Request:
Pictures do not belong in the copy. Return all of the entries exactly.

Data section:
****************************************
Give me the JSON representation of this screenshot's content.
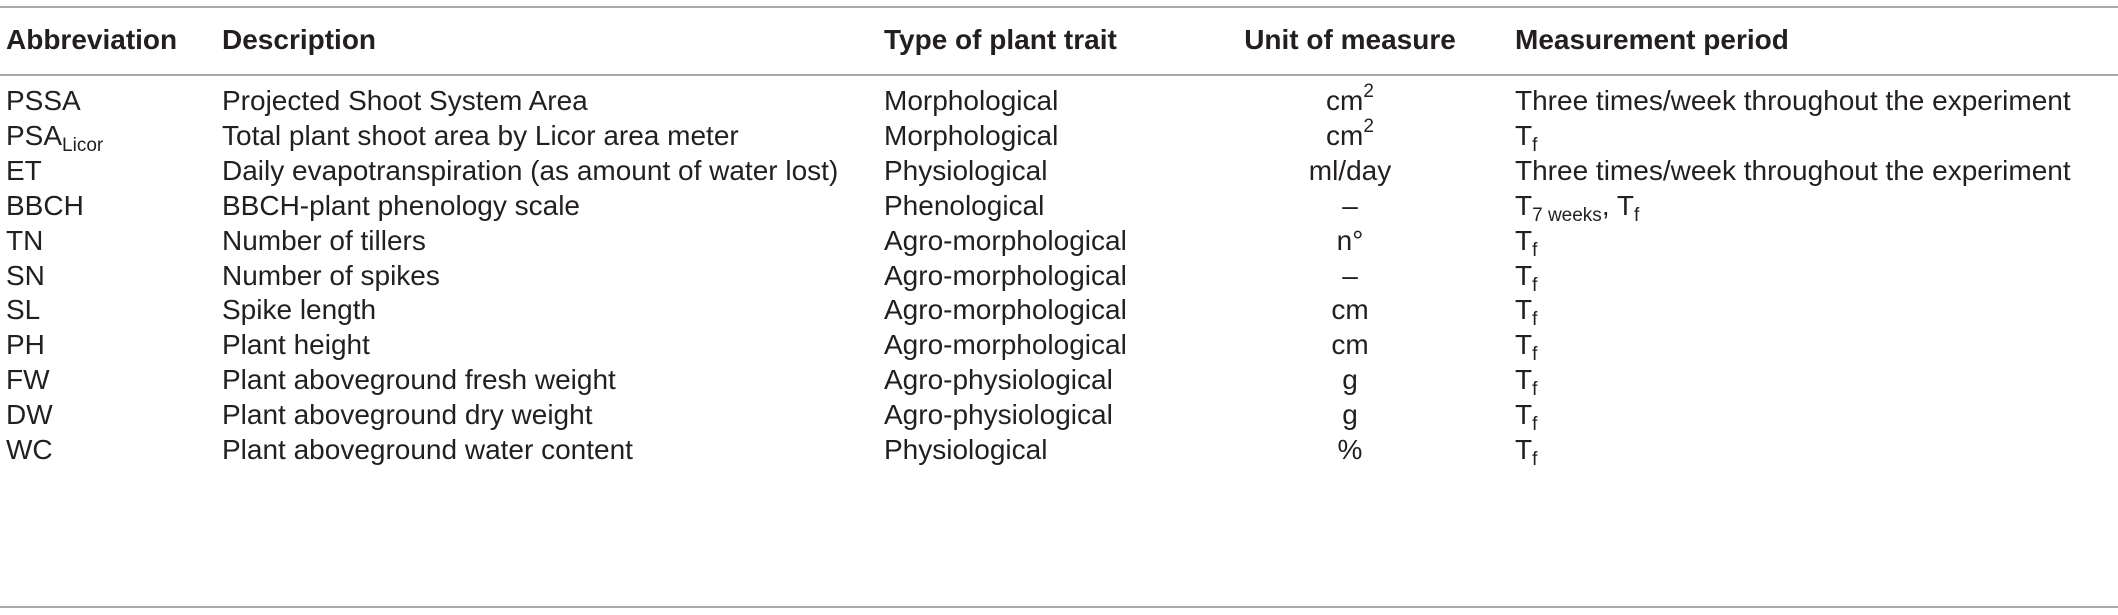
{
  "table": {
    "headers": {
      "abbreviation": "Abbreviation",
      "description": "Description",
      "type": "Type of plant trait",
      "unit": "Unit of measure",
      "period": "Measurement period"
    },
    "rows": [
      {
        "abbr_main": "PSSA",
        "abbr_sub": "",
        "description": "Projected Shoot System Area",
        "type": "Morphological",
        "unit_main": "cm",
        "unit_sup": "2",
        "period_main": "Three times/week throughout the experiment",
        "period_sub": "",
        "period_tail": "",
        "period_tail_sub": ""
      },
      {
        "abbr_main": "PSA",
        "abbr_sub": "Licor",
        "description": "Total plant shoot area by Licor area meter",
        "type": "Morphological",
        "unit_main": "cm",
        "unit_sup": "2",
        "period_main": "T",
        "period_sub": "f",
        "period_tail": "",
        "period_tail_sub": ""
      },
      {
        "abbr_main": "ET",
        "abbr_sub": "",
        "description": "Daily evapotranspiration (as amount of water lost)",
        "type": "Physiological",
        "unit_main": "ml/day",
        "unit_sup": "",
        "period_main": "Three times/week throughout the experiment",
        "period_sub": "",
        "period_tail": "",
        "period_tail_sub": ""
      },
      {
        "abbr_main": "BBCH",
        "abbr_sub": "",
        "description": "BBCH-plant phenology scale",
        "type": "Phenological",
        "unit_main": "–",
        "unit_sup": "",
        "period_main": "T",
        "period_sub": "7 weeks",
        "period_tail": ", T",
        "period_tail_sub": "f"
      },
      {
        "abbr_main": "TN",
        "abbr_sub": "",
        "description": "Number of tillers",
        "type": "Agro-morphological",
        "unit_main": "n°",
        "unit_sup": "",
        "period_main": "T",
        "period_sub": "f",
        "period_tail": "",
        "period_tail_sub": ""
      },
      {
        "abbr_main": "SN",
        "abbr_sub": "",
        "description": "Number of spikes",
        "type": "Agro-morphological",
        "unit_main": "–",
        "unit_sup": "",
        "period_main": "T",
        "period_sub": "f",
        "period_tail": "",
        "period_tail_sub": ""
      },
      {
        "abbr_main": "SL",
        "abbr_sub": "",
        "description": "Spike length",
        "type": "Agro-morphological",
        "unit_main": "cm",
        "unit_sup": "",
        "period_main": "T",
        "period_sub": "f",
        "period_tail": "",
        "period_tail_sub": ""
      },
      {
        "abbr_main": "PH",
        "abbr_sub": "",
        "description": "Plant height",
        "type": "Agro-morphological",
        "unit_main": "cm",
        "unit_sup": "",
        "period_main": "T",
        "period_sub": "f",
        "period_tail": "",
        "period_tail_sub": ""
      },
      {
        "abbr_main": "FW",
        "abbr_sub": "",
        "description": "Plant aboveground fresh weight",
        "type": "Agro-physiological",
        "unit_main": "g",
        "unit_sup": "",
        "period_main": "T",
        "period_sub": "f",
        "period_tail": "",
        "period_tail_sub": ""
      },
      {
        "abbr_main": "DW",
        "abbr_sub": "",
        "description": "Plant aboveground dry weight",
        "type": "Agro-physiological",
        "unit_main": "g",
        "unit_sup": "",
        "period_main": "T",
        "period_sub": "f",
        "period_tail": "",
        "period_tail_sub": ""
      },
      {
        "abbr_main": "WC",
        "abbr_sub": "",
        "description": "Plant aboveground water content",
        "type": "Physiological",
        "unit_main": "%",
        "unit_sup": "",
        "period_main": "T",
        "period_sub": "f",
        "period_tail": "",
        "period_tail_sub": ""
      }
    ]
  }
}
****************************************
Answer to the task:
Give me the JSON representation of this screenshot's content.
{
  "table": {
    "headers": {
      "abbreviation": "Abbreviation",
      "description": "Description",
      "type": "Type of plant trait",
      "unit": "Unit of measure",
      "period": "Measurement period"
    },
    "rows": [
      {
        "abbr_main": "PSSA",
        "abbr_sub": "",
        "description": "Projected Shoot System Area",
        "type": "Morphological",
        "unit_main": "cm",
        "unit_sup": "2",
        "period_main": "Three times/week throughout the experiment",
        "period_sub": "",
        "period_tail": "",
        "period_tail_sub": ""
      },
      {
        "abbr_main": "PSA",
        "abbr_sub": "Licor",
        "description": "Total plant shoot area by Licor area meter",
        "type": "Morphological",
        "unit_main": "cm",
        "unit_sup": "2",
        "period_main": "T",
        "period_sub": "f",
        "period_tail": "",
        "period_tail_sub": ""
      },
      {
        "abbr_main": "ET",
        "abbr_sub": "",
        "description": "Daily evapotranspiration (as amount of water lost)",
        "type": "Physiological",
        "unit_main": "ml/day",
        "unit_sup": "",
        "period_main": "Three times/week throughout the experiment",
        "period_sub": "",
        "period_tail": "",
        "period_tail_sub": ""
      },
      {
        "abbr_main": "BBCH",
        "abbr_sub": "",
        "description": "BBCH-plant phenology scale",
        "type": "Phenological",
        "unit_main": "–",
        "unit_sup": "",
        "period_main": "T",
        "period_sub": "7 weeks",
        "period_tail": ", T",
        "period_tail_sub": "f"
      },
      {
        "abbr_main": "TN",
        "abbr_sub": "",
        "description": "Number of tillers",
        "type": "Agro-morphological",
        "unit_main": "n°",
        "unit_sup": "",
        "period_main": "T",
        "period_sub": "f",
        "period_tail": "",
        "period_tail_sub": ""
      },
      {
        "abbr_main": "SN",
        "abbr_sub": "",
        "description": "Number of spikes",
        "type": "Agro-morphological",
        "unit_main": "–",
        "unit_sup": "",
        "period_main": "T",
        "period_sub": "f",
        "period_tail": "",
        "period_tail_sub": ""
      },
      {
        "abbr_main": "SL",
        "abbr_sub": "",
        "description": "Spike length",
        "type": "Agro-morphological",
        "unit_main": "cm",
        "unit_sup": "",
        "period_main": "T",
        "period_sub": "f",
        "period_tail": "",
        "period_tail_sub": ""
      },
      {
        "abbr_main": "PH",
        "abbr_sub": "",
        "description": "Plant height",
        "type": "Agro-morphological",
        "unit_main": "cm",
        "unit_sup": "",
        "period_main": "T",
        "period_sub": "f",
        "period_tail": "",
        "period_tail_sub": ""
      },
      {
        "abbr_main": "FW",
        "abbr_sub": "",
        "description": "Plant aboveground fresh weight",
        "type": "Agro-physiological",
        "unit_main": "g",
        "unit_sup": "",
        "period_main": "T",
        "period_sub": "f",
        "period_tail": "",
        "period_tail_sub": ""
      },
      {
        "abbr_main": "DW",
        "abbr_sub": "",
        "description": "Plant aboveground dry weight",
        "type": "Agro-physiological",
        "unit_main": "g",
        "unit_sup": "",
        "period_main": "T",
        "period_sub": "f",
        "period_tail": "",
        "period_tail_sub": ""
      },
      {
        "abbr_main": "WC",
        "abbr_sub": "",
        "description": "Plant aboveground water content",
        "type": "Physiological",
        "unit_main": "%",
        "unit_sup": "",
        "period_main": "T",
        "period_sub": "f",
        "period_tail": "",
        "period_tail_sub": ""
      }
    ]
  }
}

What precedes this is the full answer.